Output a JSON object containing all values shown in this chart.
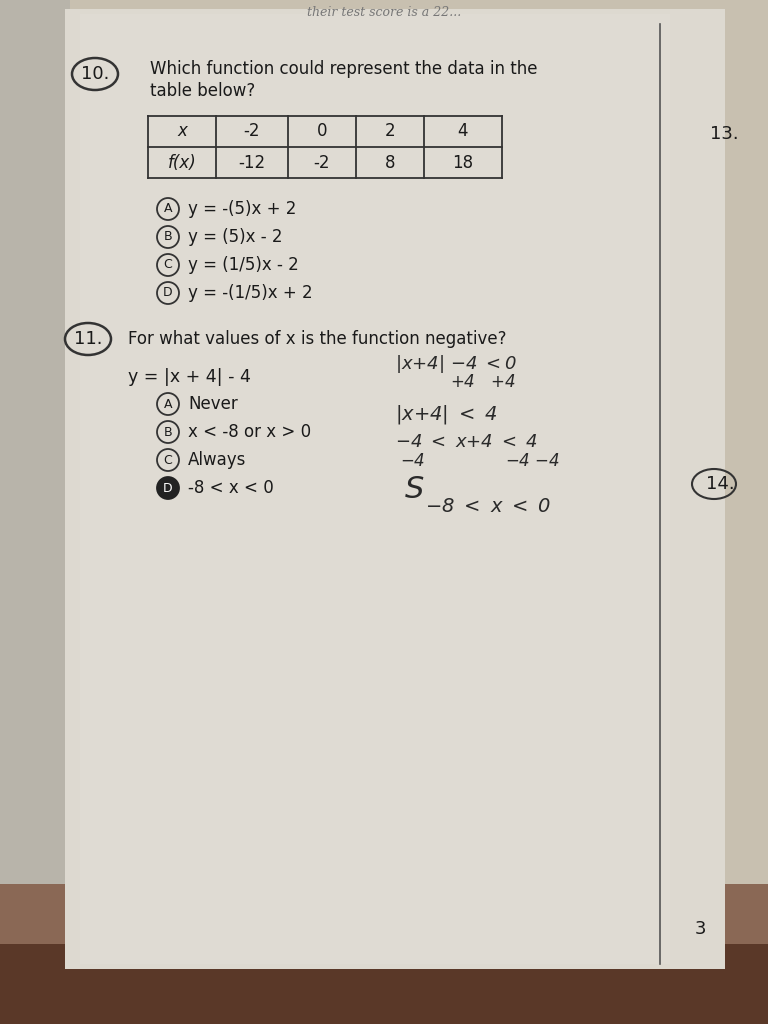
{
  "bg_top": "#b8b0a0",
  "bg_bottom": "#6b4c3b",
  "paper_color": "#ddd9d0",
  "paper_light": "#e8e4dc",
  "text_color": "#1a1a1a",
  "line_color": "#444444",
  "hw_color": "#2a2a2a",
  "top_text": "their test score is a 22...",
  "q10_label": "10.",
  "q10_line1": "Which function could represent the data in the",
  "q10_line2": "table below?",
  "table_x_vals": [
    "x",
    "-2",
    "0",
    "2",
    "4"
  ],
  "table_fx_vals": [
    "f(x)",
    "-12",
    "-2",
    "8",
    "18"
  ],
  "opt10_A": "y = -(5)x + 2",
  "opt10_B": "y = (5)x - 2",
  "opt10_C": "y = (1/5)x - 2",
  "opt10_D": "y = -(1/5)x + 2",
  "q11_label": "11.",
  "q11_text": "For what values of x is the function negative?",
  "q11_func": "y = |x + 4| - 4",
  "hw1": "|x+4| -4 <0",
  "hw2": "         +4   +4",
  "hw3": "|x+4| < 4",
  "hw4": "-4 < x+4 < 4",
  "hw5": "-4          -4  -4",
  "hw6_curly": "S",
  "hw7": "  -8 < x < 0",
  "opt11_A": "Never",
  "opt11_B": "x < -8 or x > 0",
  "opt11_C": "Always",
  "opt11_D": "-8 < x < 0",
  "opt11_answer": "D",
  "right_label_13": "13.",
  "right_label_14": "14.",
  "page_num": "3"
}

··········

* **Given task**
Reproduce the records, all of them, word for word; omit the pictures.

* **Result of the exercise**
Output a JSON object containing all values shown in this chart.
{
  "bg_top": "#b8b0a0",
  "bg_bottom": "#6b4c3b",
  "paper_color": "#ddd9d0",
  "paper_light": "#e8e4dc",
  "text_color": "#1a1a1a",
  "line_color": "#444444",
  "hw_color": "#2a2a2a",
  "top_text": "their test score is a 22...",
  "q10_label": "10.",
  "q10_line1": "Which function could represent the data in the",
  "q10_line2": "table below?",
  "table_x_vals": [
    "x",
    "-2",
    "0",
    "2",
    "4"
  ],
  "table_fx_vals": [
    "f(x)",
    "-12",
    "-2",
    "8",
    "18"
  ],
  "opt10_A": "y = -(5)x + 2",
  "opt10_B": "y = (5)x - 2",
  "opt10_C": "y = (1/5)x - 2",
  "opt10_D": "y = -(1/5)x + 2",
  "q11_label": "11.",
  "q11_text": "For what values of x is the function negative?",
  "q11_func": "y = |x + 4| - 4",
  "hw1": "|x+4| -4 <0",
  "hw2": "         +4   +4",
  "hw3": "|x+4| < 4",
  "hw4": "-4 < x+4 < 4",
  "hw5": "-4          -4  -4",
  "hw6_curly": "S",
  "hw7": "  -8 < x < 0",
  "opt11_A": "Never",
  "opt11_B": "x < -8 or x > 0",
  "opt11_C": "Always",
  "opt11_D": "-8 < x < 0",
  "opt11_answer": "D",
  "right_label_13": "13.",
  "right_label_14": "14.",
  "page_num": "3"
}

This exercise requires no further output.